Copy out all lines carrying the word "Administrative".

=== DATA PROVIDED ===

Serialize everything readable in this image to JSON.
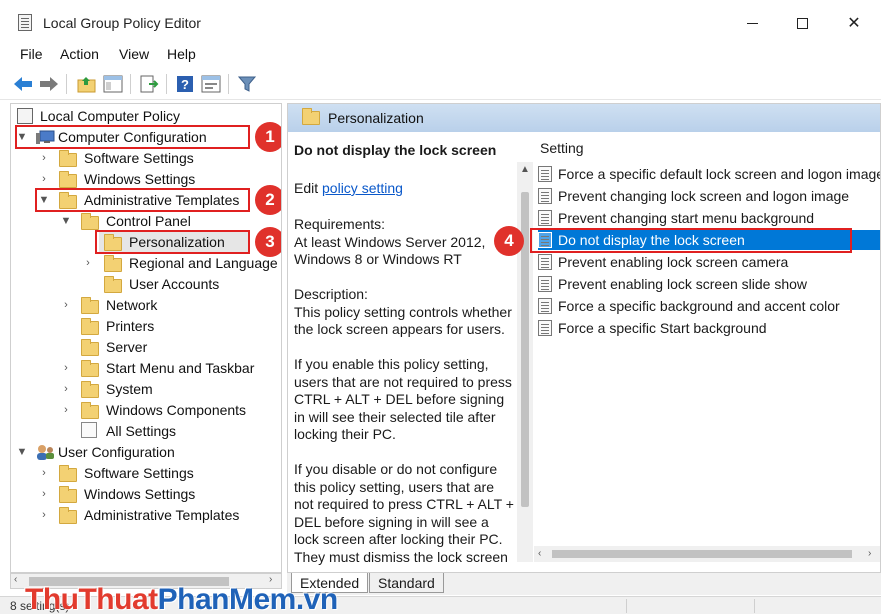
{
  "window": {
    "title": "Local Group Policy Editor"
  },
  "menu": [
    "File",
    "Action",
    "View",
    "Help"
  ],
  "tree": {
    "root": "Local Computer Policy",
    "computer_configuration": "Computer Configuration",
    "software_settings": "Software Settings",
    "windows_settings": "Windows Settings",
    "administrative_templates": "Administrative Templates",
    "control_panel": "Control Panel",
    "personalization": "Personalization",
    "regional_and_language": "Regional and Language C",
    "user_accounts": "User Accounts",
    "network": "Network",
    "printers": "Printers",
    "server": "Server",
    "start_menu_and_taskbar": "Start Menu and Taskbar",
    "system": "System",
    "windows_components": "Windows Components",
    "all_settings": "All Settings",
    "user_configuration": "User Configuration",
    "user_software_settings": "Software Settings",
    "user_windows_settings": "Windows Settings",
    "user_administrative_templates": "Administrative Templates"
  },
  "badges": [
    "1",
    "2",
    "3",
    "4"
  ],
  "right_header": "Personalization",
  "description": {
    "title": "Do not display the lock screen",
    "edit_prefix": "Edit ",
    "edit_link": "policy setting",
    "body": "Requirements:\nAt least Windows Server 2012, Windows 8 or Windows RT\n\nDescription:\nThis policy setting controls whether the lock screen appears for users.\n\nIf you enable this policy setting, users that are not required to press CTRL + ALT + DEL before signing in will see their selected tile after locking their PC.\n\nIf you disable or do not configure this policy setting, users that are not required to press CTRL + ALT + DEL before signing in will see a lock screen after locking their PC. They must dismiss the lock screen"
  },
  "settings": {
    "header": "Setting",
    "items": [
      "Force a specific default lock screen and logon image",
      "Prevent changing lock screen and logon image",
      "Prevent changing start menu background",
      "Do not display the lock screen",
      "Prevent enabling lock screen camera",
      "Prevent enabling lock screen slide show",
      "Force a specific background and accent color",
      "Force a specific Start background"
    ],
    "selected_index": 3
  },
  "tabs": [
    "Extended",
    "Standard"
  ],
  "status": "8 setting(s)",
  "watermark": {
    "part1": "Thu",
    "part2": "Thuat",
    "part3": "PhanMem",
    "part4": ".vn"
  },
  "colors": {
    "selection": "#0078d7",
    "highlight_box": "#e02020",
    "badge": "#e0312b"
  }
}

===

## RESPONSE TO THIS TASK
    "administrative_templates": "Administrative Templates",
    "user_administrative_templates": "Administrative Templates"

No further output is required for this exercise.